EXERCISE OBJECTIVE:
Write out each line that follows exactly as it stands, without the pictures.

┌─ INPUT MATERIAL

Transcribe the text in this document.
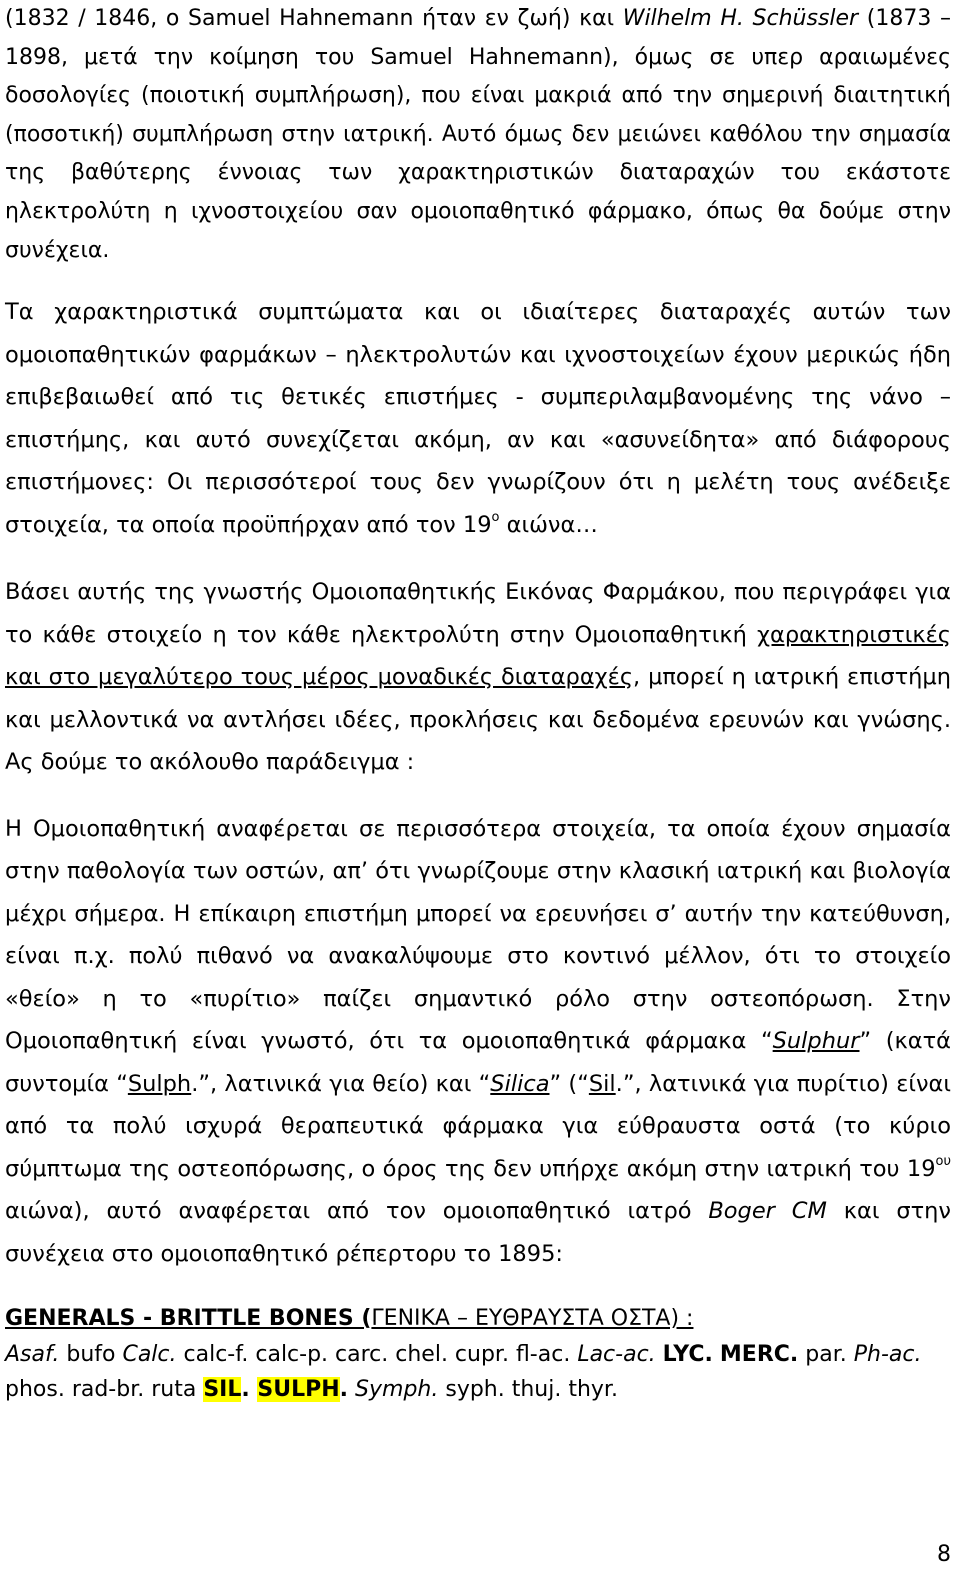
(1832 / 1846, ο Samuel Hahnemann ήταν εν ζωή) και Wilhelm H. Schüssler (1873 – 1898, μετά την κοίμηση του Samuel Hahnemann), όμως σε υπερ αραιωμένες δοσολογίες (ποιοτική συμπλήρωση), που είναι μακριά από την σημερινή διαιτητική (ποσοτική) συμπλήρωση στην ιατρική. Αυτό όμως δεν μειώνει καθόλου την σημασία της βαθύτερης έννοιας των χαρακτηριστικών διαταραχών του εκάστοτε ηλεκτρολύτη η ιχνοστοιχείου σαν ομοιοπαθητικό φάρμακο, όπως θα δούμε στην συνέχεια.

Τα χαρακτηριστικά συμπτώματα και οι ιδιαίτερες διαταραχές αυτών των ομοιοπαθητικών φαρμάκων – ηλεκτρολυτών και ιχνοστοιχείων έχουν μερικώς ήδη επιβεβαιωθεί από τις θετικές επιστήμες - συμπεριλαμβανομένης της νάνο – επιστήμης, και αυτό συνεχίζεται ακόμη, αν και «ασυνείδητα» από διάφορους επιστήμονες: Οι περισσότεροί τους δεν γνωρίζουν ότι η μελέτη τους ανέδειξε στοιχεία, τα οποία προϋπήρχαν από τον $19^o$ αιώνα…

Βάσει αυτής της γνωστής Ομοιοπαθητικής Εικόνας Φαρμάκου, που περιγράφει για το κάθε στοιχείο η τον κάθε ηλεκτρολύτη στην Ομοιοπαθητική χαρακτηριστικές και στο μεγαλύτερο τους μέρος μοναδικές διαταραχές, μπορεί η ιατρική επιστήμη και μελλοντικά να αντλήσει ιδέες, προκλήσεις και δεδομένα ερευνών και γνώσης. Ας δούμε το ακόλουθο παράδειγμα :

Η Ομοιοπαθητική αναφέρεται σε περισσότερα στοιχεία, τα οποία έχουν σημασία στην παθολογία των οστών, απ’ ότι γνωρίζουμε στην κλασική ιατρική και βιολογία μέχρι σήμερα. Η επίκαιρη επιστήμη μπορεί να ερευνήσει σ’ αυτήν την κατεύθυνση, είναι π.χ. πολύ πιθανό να ανακαλύψουμε στο κοντινό μέλλον, ότι το στοιχείο «θείο» η το «πυρίτιο» παίζει σημαντικό ρόλο στην οστεοπόρωση. Στην Ομοιοπαθητική είναι γνωστό, ότι τα ομοιοπαθητικά φάρμακα “Sulphur” (κατά συντομία “Sulph.”, λατινικά για θείο) και “Silica” (“Sil.”, λατινικά για πυρίτιο) είναι από τα πολύ ισχυρά θεραπευτικά φάρμακα για εύθραυστα οστά (το κύριο σύμπτωμα της οστεοπόρωσης, ο όρος της δεν υπήρχε ακόμη στην ιατρική του $19^{o\upsilon}$ αιώνα), αυτό αναφέρεται από τον ομοιοπαθητικό ιατρό Boger CM και στην συνέχεια στο ομοιοπαθητικό ρέπερτορυ το 1895:

GENERALS - BRITTLE BONES (ΓΕΝΙΚΑ – ΕΥΘΡΑΥΣΤΑ ΟΣΤΑ) :

Asaf. bufo Calc. calc-f. calc-p. carc. chel. cupr. fl-ac. Lac-ac. LYC. MERC. par. Ph-ac. phos. rad-br. ruta SIL. SULPH. Symph. syph. thuj. thyr.

8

└─

WRITTEN ANSWER:
Transcribe the text in this document.
(1832 / 1846, ο Samuel Hahnemann ήταν εν ζωή) και Wilhelm H. Schüssler (1873 – 1898, μετά την κοίμηση του Samuel Hahnemann), όμως σε υπερ αραιωμένες δοσολογίες (ποιοτική συμπλήρωση), που είναι μακριά από την σημερινή διαιτητική (ποσοτική) συμπλήρωση στην ιατρική. Αυτό όμως δεν μειώνει καθόλου την σημασία της βαθύτερης έννοιας των χαρακτηριστικών διαταραχών του εκάστοτε ηλεκτρολύτη η ιχνοστοιχείου σαν ομοιοπαθητικό φάρμακο, όπως θα δούμε στην συνέχεια.

Τα χαρακτηριστικά συμπτώματα και οι ιδιαίτερες διαταραχές αυτών των ομοιοπαθητικών φαρμάκων – ηλεκτρολυτών και ιχνοστοιχείων έχουν μερικώς ήδη επιβεβαιωθεί από τις θετικές επιστήμες - συμπεριλαμβανομένης της νάνο – επιστήμης, και αυτό συνεχίζεται ακόμη, αν και «ασυνείδητα» από διάφορους επιστήμονες: Οι περισσότεροί τους δεν γνωρίζουν ότι η μελέτη τους ανέδειξε στοιχεία, τα οποία προϋπήρχαν από τον $19^o$ αιώνα…

Βάσει αυτής της γνωστής Ομοιοπαθητικής Εικόνας Φαρμάκου, που περιγράφει για το κάθε στοιχείο η τον κάθε ηλεκτρολύτη στην Ομοιοπαθητική χαρακτηριστικές και στο μεγαλύτερο τους μέρος μοναδικές διαταραχές, μπορεί η ιατρική επιστήμη και μελλοντικά να αντλήσει ιδέες, προκλήσεις και δεδομένα ερευνών και γνώσης. Ας δούμε το ακόλουθο παράδειγμα :

Η Ομοιοπαθητική αναφέρεται σε περισσότερα στοιχεία, τα οποία έχουν σημασία στην παθολογία των οστών, απ’ ότι γνωρίζουμε στην κλασική ιατρική και βιολογία μέχρι σήμερα. Η επίκαιρη επιστήμη μπορεί να ερευνήσει σ’ αυτήν την κατεύθυνση, είναι π.χ. πολύ πιθανό να ανακαλύψουμε στο κοντινό μέλλον, ότι το στοιχείο «θείο» η το «πυρίτιο» παίζει σημαντικό ρόλο στην οστεοπόρωση. Στην Ομοιοπαθητική είναι γνωστό, ότι τα ομοιοπαθητικά φάρμακα “Sulphur” (κατά συντομία “Sulph.”, λατινικά για θείο) και “Silica” (“Sil.”, λατινικά για πυρίτιο) είναι από τα πολύ ισχυρά θεραπευτικά φάρμακα για εύθραυστα οστά (το κύριο σύμπτωμα της οστεοπόρωσης, ο όρος της δεν υπήρχε ακόμη στην ιατρική του $19^{o\upsilon}$ αιώνα), αυτό αναφέρεται από τον ομοιοπαθητικό ιατρό Boger CM και στην συνέχεια στο ομοιοπαθητικό ρέπερτορυ το 1895:

GENERALS - BRITTLE BONES (ΓΕΝΙΚΑ – ΕΥΘΡΑΥΣΤΑ ΟΣΤΑ) :

Asaf. bufo Calc. calc-f. calc-p. carc. chel. cupr. fl-ac. Lac-ac. LYC. MERC. par. Ph-ac. phos. rad-br. ruta SIL. SULPH. Symph. syph. thuj. thyr.

8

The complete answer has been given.